◆ WHAT YOU HAVE TO DO ◆
Collect each line holding the string "heavy".

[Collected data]

>>

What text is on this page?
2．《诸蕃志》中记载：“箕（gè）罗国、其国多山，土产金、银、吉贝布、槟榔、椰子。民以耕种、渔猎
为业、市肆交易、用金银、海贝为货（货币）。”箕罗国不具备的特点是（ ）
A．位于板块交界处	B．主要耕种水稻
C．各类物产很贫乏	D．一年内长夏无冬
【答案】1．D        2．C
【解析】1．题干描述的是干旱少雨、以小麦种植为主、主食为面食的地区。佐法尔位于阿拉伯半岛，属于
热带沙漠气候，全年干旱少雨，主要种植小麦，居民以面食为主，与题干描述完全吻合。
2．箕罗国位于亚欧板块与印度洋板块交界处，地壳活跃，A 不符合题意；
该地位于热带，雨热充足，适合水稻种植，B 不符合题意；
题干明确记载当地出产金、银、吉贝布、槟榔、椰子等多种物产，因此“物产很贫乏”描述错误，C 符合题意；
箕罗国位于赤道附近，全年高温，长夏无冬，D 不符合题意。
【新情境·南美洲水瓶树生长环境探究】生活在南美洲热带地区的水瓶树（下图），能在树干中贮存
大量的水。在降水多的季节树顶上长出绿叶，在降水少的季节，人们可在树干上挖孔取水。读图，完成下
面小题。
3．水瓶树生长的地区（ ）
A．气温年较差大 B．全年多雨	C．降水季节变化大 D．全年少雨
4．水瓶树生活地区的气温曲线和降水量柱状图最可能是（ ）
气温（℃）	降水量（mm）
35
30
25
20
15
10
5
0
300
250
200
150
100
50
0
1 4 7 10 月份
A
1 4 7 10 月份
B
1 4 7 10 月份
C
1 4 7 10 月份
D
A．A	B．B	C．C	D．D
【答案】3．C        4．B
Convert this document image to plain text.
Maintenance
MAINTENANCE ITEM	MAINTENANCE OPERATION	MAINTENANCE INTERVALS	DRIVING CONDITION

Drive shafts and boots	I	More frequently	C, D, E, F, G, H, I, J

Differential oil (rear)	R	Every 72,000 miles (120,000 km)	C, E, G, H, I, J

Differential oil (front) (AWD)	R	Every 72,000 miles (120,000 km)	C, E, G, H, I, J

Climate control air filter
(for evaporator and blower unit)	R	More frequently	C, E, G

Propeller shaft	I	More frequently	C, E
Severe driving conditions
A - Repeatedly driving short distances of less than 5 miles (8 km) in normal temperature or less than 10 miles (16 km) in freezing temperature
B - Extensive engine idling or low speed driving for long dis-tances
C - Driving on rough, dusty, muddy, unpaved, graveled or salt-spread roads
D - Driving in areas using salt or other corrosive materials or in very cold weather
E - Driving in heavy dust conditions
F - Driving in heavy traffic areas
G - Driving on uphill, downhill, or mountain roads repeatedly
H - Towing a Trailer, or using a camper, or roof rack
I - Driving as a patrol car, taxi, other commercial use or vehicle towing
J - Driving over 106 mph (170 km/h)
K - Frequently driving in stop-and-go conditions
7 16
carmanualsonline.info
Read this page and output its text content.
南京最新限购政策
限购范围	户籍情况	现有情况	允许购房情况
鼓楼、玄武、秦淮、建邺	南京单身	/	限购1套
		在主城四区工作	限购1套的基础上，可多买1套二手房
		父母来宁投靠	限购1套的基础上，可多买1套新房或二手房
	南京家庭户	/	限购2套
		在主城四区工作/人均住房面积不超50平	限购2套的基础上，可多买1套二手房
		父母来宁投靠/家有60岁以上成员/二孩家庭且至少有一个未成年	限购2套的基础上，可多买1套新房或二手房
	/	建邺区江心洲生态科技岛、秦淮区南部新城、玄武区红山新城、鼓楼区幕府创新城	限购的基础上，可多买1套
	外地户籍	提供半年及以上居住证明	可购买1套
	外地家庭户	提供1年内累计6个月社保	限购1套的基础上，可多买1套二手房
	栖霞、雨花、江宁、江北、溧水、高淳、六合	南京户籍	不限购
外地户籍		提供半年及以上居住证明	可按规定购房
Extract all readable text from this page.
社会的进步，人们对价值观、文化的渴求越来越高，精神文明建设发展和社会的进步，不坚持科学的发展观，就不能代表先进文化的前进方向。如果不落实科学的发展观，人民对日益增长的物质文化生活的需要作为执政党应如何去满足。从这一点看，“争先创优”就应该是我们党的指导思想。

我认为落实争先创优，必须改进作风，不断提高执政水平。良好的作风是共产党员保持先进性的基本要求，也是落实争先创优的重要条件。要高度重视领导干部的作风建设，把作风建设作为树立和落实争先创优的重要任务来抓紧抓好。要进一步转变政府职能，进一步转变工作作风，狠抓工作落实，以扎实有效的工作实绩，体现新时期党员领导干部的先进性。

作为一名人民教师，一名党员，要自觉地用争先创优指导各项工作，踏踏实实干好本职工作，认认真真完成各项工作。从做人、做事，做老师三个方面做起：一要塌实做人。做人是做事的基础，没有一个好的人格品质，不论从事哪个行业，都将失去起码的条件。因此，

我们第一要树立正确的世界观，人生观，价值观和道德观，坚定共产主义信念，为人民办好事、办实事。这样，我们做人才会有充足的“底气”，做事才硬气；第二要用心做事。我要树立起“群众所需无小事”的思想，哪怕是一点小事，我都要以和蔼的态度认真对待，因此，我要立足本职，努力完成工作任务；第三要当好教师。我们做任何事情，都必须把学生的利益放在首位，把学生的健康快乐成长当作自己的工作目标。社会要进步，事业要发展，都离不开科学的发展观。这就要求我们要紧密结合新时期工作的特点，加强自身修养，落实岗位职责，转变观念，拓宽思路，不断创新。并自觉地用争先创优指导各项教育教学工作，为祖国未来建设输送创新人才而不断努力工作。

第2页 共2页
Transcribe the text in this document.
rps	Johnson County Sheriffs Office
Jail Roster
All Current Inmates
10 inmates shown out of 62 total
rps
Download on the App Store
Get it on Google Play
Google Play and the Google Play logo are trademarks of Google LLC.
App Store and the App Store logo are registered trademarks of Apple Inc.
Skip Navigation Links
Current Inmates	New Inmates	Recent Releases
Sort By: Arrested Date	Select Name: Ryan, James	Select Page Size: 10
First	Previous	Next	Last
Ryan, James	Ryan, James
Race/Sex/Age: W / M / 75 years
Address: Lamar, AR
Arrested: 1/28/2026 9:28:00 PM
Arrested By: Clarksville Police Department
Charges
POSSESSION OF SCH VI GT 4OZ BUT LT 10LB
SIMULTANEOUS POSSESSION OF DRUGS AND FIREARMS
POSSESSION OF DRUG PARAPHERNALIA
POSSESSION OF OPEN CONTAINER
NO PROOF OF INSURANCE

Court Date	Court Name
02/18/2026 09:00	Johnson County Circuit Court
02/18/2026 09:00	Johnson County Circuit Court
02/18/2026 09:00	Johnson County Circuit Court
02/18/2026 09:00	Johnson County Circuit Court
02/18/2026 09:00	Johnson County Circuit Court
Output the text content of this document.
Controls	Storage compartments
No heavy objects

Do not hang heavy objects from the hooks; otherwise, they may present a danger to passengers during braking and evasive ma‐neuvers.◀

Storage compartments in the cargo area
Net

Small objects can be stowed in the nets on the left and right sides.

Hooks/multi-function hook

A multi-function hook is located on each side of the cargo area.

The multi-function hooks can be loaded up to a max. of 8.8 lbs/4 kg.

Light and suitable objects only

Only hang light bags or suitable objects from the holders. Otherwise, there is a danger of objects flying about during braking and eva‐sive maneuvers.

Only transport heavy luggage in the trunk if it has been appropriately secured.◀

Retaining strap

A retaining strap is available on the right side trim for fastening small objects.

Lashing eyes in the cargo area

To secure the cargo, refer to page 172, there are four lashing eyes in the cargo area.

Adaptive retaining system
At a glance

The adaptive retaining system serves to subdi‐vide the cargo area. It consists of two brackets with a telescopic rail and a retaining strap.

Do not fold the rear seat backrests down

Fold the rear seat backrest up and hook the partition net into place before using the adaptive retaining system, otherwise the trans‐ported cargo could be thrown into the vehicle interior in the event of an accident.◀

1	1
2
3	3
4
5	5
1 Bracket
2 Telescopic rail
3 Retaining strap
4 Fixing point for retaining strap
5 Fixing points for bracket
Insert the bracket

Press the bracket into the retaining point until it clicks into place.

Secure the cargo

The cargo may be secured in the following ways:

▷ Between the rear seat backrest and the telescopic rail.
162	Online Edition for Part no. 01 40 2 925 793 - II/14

<<

◆ ANSWER FOR THE TASK ◆
E - Driving in heavy dust conditions
F - Driving in heavy traffic areas
No heavy objects
Do not hang heavy objects from the hooks; otherwise, they may present a danger to passengers during braking and evasive ma‐neuvers.◀
Only transport heavy luggage in the trunk if it has been appropriately secured.◀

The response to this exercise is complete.